State the number of lines in these records holding "legend". Say nothing more.

------------------------------------------------

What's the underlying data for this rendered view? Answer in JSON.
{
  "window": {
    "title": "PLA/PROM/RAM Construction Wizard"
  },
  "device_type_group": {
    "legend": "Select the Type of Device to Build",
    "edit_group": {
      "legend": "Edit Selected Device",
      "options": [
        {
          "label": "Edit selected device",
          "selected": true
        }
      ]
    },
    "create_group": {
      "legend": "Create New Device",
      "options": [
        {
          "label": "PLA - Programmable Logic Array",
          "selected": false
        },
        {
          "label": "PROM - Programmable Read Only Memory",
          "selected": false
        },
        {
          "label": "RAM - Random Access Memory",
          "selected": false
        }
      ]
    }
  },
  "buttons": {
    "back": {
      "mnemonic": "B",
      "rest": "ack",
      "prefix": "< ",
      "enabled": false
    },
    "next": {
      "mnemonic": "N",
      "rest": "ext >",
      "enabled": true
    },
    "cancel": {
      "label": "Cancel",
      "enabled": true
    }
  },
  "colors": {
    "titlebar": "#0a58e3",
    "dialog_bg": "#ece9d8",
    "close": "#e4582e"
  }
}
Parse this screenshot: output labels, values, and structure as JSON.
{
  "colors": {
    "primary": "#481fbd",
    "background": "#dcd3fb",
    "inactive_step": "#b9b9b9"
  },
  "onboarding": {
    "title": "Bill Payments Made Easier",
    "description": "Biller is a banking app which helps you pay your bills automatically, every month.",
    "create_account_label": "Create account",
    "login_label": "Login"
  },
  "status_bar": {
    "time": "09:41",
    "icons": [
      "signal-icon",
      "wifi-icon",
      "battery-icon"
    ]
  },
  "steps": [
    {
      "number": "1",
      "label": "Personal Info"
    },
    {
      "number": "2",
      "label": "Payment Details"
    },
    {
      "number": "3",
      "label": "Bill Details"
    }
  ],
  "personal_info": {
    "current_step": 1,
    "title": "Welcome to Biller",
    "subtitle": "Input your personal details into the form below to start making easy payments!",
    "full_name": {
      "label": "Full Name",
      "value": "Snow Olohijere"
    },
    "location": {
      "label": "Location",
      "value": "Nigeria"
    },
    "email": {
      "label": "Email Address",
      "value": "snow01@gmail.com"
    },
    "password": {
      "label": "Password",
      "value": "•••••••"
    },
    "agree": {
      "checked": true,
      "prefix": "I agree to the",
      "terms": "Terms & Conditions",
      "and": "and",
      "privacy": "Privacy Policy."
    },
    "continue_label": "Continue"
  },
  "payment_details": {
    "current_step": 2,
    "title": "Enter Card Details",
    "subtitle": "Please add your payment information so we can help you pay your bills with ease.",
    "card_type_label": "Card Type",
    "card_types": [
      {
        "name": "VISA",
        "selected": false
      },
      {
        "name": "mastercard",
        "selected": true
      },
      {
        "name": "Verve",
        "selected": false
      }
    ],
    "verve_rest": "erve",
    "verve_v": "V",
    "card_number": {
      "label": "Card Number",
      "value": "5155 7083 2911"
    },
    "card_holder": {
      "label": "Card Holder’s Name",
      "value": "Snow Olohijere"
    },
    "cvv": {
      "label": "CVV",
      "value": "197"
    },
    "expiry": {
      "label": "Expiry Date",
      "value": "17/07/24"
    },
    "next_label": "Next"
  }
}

------------------------------------------------

- Answer to the task -
3